_EXERCISE_:
In the entries that follow, identify the line containing "Read out every word on this page." and return it together with all later lines, exactly as they appear.

-- START OF DATA FOR THIS EXERCISE --

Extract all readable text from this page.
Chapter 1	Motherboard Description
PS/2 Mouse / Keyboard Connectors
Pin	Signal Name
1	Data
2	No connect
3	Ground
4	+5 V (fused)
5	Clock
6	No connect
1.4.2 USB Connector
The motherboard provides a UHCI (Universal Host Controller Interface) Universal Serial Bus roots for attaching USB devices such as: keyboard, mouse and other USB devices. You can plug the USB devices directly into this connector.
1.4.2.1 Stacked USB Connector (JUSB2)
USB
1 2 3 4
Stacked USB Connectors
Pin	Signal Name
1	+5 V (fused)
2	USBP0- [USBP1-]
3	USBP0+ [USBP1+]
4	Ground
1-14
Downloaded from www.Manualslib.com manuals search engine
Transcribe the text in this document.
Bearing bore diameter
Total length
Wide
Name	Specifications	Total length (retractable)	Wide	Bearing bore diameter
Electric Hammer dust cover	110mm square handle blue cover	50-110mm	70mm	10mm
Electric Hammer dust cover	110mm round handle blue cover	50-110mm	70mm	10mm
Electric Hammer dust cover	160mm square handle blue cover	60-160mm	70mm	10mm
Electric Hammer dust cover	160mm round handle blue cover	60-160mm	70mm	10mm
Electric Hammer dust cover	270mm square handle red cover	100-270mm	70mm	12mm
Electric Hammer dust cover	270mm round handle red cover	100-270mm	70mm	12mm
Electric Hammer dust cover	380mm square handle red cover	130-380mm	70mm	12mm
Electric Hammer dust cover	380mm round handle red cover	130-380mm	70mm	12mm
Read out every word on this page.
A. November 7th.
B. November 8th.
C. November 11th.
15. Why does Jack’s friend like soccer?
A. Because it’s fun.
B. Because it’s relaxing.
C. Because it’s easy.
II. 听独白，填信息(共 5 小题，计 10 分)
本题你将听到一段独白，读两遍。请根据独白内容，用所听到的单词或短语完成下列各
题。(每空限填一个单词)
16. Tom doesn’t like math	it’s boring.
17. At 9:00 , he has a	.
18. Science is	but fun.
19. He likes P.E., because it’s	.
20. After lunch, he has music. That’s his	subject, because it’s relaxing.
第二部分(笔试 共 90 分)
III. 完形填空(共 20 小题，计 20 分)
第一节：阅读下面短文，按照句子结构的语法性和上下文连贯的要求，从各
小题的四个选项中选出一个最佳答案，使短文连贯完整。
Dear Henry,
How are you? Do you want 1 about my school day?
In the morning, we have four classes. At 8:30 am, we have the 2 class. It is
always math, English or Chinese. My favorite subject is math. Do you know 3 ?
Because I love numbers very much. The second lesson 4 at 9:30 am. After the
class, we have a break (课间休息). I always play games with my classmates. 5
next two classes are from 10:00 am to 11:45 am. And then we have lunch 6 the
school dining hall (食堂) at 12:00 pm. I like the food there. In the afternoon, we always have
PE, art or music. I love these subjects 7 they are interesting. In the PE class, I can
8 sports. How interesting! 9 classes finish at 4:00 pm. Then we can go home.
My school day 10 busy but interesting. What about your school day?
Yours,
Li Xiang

-- END OF DATA FOR THIS EXERCISE --

_TASK OUTPUT_:
Read out every word on this page.
A. November 7th.
B. November 8th.
C. November 11th.
15. Why does Jack’s friend like soccer?
A. Because it’s fun.
B. Because it’s relaxing.
C. Because it’s easy.
II. 听独白，填信息(共 5 小题，计 10 分)
本题你将听到一段独白，读两遍。请根据独白内容，用所听到的单词或短语完成下列各
题。(每空限填一个单词)
16. Tom doesn’t like math	it’s boring.
17. At 9:00 , he has a	.
18. Science is	but fun.
19. He likes P.E., because it’s	.
20. After lunch, he has music. That’s his	subject, because it’s relaxing.
第二部分(笔试 共 90 分)
III. 完形填空(共 20 小题，计 20 分)
第一节：阅读下面短文，按照句子结构的语法性和上下文连贯的要求，从各
小题的四个选项中选出一个最佳答案，使短文连贯完整。
Dear Henry,
How are you? Do you want 1 about my school day?
In the morning, we have four classes. At 8:30 am, we have the 2 class. It is
always math, English or Chinese. My favorite subject is math. Do you know 3 ?
Because I love numbers very much. The second lesson 4 at 9:30 am. After the
class, we have a break (课间休息). I always play games with my classmates. 5
next two classes are from 10:00 am to 11:45 am. And then we have lunch 6 the
school dining hall (食堂) at 12:00 pm. I like the food there. In the afternoon, we always have
PE, art or music. I love these subjects 7 they are interesting. In the PE class, I can
8 sports. How interesting! 9 classes finish at 4:00 pm. Then we can go home.
My school day 10 busy but interesting. What about your school day?
Yours,
Li Xiang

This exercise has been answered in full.